# Dataset excerpt

* begin *

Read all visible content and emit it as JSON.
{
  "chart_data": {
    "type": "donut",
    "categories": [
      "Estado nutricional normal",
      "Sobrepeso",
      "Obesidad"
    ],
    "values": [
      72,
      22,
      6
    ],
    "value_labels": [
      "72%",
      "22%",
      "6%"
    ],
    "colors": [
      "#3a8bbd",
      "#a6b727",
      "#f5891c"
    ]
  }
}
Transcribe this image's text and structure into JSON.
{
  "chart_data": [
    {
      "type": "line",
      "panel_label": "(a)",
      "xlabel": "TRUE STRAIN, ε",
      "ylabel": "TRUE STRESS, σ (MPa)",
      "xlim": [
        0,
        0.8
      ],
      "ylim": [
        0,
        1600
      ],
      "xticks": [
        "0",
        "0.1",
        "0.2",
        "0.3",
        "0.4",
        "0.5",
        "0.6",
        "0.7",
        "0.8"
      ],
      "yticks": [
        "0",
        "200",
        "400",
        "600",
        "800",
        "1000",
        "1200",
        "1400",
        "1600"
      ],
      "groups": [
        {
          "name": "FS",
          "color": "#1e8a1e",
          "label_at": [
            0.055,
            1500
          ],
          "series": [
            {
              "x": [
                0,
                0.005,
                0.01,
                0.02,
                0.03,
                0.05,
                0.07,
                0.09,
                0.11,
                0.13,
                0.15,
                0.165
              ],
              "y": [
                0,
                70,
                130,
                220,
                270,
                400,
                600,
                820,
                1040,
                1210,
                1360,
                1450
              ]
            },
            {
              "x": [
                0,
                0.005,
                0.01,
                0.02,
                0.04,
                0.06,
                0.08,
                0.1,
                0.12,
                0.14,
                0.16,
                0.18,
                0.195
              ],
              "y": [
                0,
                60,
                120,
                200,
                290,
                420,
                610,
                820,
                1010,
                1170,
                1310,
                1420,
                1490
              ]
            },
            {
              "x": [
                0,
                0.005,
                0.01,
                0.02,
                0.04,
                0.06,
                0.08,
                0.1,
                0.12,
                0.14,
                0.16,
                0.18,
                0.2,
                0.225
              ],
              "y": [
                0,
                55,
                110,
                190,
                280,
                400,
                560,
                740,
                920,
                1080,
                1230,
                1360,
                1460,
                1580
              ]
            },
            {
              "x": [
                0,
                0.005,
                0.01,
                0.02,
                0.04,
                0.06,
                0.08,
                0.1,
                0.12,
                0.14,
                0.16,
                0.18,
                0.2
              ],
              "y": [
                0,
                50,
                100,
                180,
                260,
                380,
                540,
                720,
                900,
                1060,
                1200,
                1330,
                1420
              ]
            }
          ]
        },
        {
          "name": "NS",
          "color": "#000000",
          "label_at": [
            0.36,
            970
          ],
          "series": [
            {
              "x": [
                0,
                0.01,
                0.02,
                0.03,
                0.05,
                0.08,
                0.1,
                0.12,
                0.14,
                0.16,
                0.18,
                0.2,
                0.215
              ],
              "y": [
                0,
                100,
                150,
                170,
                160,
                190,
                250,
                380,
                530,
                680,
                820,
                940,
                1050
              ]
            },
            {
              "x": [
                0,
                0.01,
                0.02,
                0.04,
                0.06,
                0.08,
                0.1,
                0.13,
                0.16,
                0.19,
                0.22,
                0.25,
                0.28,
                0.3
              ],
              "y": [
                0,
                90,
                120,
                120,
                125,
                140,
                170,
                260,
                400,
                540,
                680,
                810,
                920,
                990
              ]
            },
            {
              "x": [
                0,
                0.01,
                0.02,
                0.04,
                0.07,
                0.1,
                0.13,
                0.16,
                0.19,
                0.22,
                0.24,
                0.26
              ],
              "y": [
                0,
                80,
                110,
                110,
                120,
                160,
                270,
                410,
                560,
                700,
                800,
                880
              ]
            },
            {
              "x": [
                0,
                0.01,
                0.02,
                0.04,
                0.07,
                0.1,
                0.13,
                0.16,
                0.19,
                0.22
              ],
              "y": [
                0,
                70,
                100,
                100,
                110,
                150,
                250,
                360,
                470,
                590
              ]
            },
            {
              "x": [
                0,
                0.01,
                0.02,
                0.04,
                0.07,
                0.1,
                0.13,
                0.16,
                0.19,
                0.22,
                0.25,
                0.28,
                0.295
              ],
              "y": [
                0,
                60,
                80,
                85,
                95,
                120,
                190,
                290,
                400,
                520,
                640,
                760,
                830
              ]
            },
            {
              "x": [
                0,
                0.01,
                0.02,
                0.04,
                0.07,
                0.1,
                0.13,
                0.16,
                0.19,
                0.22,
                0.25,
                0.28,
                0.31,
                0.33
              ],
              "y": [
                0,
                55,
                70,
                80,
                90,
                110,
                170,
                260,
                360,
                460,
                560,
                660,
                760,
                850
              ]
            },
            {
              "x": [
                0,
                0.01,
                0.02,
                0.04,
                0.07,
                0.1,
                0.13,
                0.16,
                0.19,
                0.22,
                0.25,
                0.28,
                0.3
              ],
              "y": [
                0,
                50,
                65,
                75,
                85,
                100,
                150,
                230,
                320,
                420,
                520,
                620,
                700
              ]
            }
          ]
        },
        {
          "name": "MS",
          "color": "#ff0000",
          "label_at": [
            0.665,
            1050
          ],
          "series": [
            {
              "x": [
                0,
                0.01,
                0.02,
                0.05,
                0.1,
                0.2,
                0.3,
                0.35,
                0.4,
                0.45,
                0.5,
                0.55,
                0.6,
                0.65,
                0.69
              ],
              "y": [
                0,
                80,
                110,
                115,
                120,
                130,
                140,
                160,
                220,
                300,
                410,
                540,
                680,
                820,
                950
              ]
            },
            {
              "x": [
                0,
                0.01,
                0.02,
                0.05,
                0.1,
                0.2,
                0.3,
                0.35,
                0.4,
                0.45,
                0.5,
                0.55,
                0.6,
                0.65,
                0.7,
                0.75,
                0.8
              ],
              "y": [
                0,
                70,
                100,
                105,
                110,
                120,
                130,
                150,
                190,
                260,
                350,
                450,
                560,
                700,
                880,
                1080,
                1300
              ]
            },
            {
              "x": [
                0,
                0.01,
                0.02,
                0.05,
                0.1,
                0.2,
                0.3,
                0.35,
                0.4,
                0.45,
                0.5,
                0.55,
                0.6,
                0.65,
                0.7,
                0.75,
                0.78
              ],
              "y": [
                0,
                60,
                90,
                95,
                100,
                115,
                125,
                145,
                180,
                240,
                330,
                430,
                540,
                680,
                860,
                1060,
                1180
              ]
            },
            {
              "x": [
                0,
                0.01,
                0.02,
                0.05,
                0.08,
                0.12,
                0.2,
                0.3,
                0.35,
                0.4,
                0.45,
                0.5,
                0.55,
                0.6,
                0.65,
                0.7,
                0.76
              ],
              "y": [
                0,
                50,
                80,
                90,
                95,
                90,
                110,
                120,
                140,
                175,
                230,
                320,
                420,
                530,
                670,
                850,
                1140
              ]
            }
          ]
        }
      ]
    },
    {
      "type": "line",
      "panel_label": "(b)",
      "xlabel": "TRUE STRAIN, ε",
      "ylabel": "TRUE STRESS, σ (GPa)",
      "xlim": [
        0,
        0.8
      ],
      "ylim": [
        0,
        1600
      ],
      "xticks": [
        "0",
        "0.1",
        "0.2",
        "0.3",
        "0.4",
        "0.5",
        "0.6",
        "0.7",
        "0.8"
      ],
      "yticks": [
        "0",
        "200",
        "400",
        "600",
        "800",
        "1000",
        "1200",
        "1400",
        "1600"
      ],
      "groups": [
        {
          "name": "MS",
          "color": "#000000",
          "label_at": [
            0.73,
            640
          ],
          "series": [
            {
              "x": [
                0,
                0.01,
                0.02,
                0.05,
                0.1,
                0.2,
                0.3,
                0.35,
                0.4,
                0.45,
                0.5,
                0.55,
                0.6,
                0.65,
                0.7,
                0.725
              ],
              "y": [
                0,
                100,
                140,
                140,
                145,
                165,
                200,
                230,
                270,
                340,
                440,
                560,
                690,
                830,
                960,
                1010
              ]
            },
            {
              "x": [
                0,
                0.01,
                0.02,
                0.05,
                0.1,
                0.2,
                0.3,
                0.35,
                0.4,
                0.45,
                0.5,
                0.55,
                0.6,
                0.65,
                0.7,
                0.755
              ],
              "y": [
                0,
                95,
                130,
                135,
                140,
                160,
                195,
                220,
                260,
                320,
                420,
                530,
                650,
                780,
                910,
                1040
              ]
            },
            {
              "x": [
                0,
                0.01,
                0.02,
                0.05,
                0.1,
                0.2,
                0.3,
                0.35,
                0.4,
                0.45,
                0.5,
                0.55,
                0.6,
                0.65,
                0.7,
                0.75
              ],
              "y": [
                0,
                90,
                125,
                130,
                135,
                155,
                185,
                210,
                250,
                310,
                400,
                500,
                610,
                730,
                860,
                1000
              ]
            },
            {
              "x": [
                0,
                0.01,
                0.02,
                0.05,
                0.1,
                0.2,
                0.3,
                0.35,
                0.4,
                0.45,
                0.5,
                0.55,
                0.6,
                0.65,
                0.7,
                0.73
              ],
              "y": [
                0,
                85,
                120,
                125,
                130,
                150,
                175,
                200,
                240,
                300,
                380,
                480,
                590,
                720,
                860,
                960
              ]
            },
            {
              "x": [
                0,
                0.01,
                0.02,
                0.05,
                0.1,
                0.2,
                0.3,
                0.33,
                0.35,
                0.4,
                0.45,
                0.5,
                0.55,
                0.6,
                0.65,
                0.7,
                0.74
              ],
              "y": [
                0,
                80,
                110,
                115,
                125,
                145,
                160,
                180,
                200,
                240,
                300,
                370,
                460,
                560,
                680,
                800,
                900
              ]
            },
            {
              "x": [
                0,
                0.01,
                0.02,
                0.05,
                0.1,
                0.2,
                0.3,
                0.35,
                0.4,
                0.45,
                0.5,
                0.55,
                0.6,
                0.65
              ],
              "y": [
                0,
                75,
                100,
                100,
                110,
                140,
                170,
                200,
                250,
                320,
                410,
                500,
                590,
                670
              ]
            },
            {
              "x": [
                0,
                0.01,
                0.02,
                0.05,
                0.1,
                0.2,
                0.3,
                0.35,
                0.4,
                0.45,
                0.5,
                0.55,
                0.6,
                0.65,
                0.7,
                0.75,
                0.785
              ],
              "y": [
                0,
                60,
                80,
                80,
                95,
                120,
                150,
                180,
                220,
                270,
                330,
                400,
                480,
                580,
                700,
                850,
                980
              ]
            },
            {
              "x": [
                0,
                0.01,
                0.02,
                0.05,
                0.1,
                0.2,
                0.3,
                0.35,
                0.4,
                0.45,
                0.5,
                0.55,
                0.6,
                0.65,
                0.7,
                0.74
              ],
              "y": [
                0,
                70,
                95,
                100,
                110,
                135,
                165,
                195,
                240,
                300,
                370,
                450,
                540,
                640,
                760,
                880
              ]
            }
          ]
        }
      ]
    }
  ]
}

* end *

# STATED PROBLEM
Return every line of the preceding records in which the word "STRESS" appears.

# TASK RESPONSE
      "ylabel": "TRUE STRESS, σ (MPa)",
      "ylabel": "TRUE STRESS, σ (GPa)",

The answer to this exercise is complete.